Type out the complete listing below word for word, without its pictures.

┏━━

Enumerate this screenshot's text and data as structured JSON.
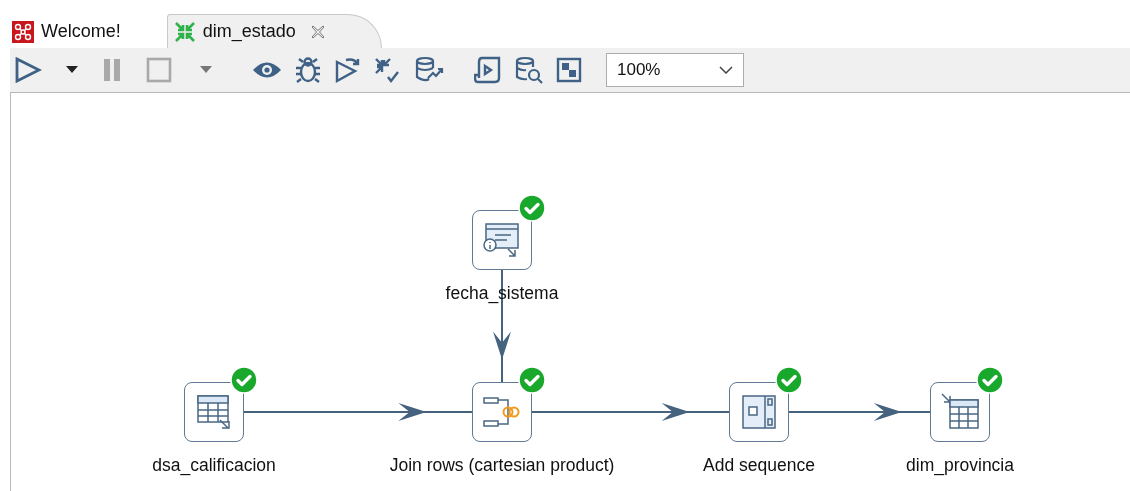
{
  "tabs": [
    {
      "label": "Welcome!",
      "selected": false,
      "kind": "welcome"
    },
    {
      "label": "dim_estado",
      "selected": true,
      "kind": "transformation"
    }
  ],
  "toolbar": {
    "buttons": [
      {
        "kind": "run",
        "disabled": false
      },
      {
        "kind": "caret",
        "disabled": false
      },
      {
        "kind": "pause",
        "disabled": true
      },
      {
        "kind": "stop",
        "disabled": true
      },
      {
        "kind": "caret",
        "disabled": true
      },
      {
        "kind": "preview",
        "disabled": false
      },
      {
        "kind": "debug",
        "disabled": false
      },
      {
        "kind": "replay",
        "disabled": false
      },
      {
        "kind": "verify",
        "disabled": false
      },
      {
        "kind": "impact",
        "disabled": false
      },
      {
        "kind": "sql",
        "disabled": false
      },
      {
        "kind": "explore",
        "disabled": false
      },
      {
        "kind": "grid",
        "disabled": false
      }
    ],
    "zoom": "100%"
  },
  "steps": [
    {
      "label": "fecha_sistema",
      "kind": "system-info",
      "ok": true
    },
    {
      "label": "dsa_calificacion",
      "kind": "table-input",
      "ok": true
    },
    {
      "label": "Join rows (cartesian product)",
      "kind": "join",
      "ok": true
    },
    {
      "label": "Add sequence",
      "kind": "sequence",
      "ok": true
    },
    {
      "label": "dim_provincia",
      "kind": "table-output",
      "ok": true
    }
  ]
}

┗━━

** Solved problem **
Enumerate this screenshot's text and data as structured JSON.
{
  "tabs": [
    {
      "label": "Welcome!",
      "selected": false,
      "kind": "welcome"
    },
    {
      "label": "dim_estado",
      "selected": true,
      "kind": "transformation"
    }
  ],
  "toolbar": {
    "buttons": [
      {
        "kind": "run",
        "disabled": false
      },
      {
        "kind": "caret",
        "disabled": false
      },
      {
        "kind": "pause",
        "disabled": true
      },
      {
        "kind": "stop",
        "disabled": true
      },
      {
        "kind": "caret",
        "disabled": true
      },
      {
        "kind": "preview",
        "disabled": false
      },
      {
        "kind": "debug",
        "disabled": false
      },
      {
        "kind": "replay",
        "disabled": false
      },
      {
        "kind": "verify",
        "disabled": false
      },
      {
        "kind": "impact",
        "disabled": false
      },
      {
        "kind": "sql",
        "disabled": false
      },
      {
        "kind": "explore",
        "disabled": false
      },
      {
        "kind": "grid",
        "disabled": false
      }
    ],
    "zoom": "100%"
  },
  "steps": [
    {
      "label": "fecha_sistema",
      "kind": "system-info",
      "ok": true
    },
    {
      "label": "dsa_calificacion",
      "kind": "table-input",
      "ok": true
    },
    {
      "label": "Join rows (cartesian product)",
      "kind": "join",
      "ok": true
    },
    {
      "label": "Add sequence",
      "kind": "sequence",
      "ok": true
    },
    {
      "label": "dim_provincia",
      "kind": "table-output",
      "ok": true
    }
  ]
}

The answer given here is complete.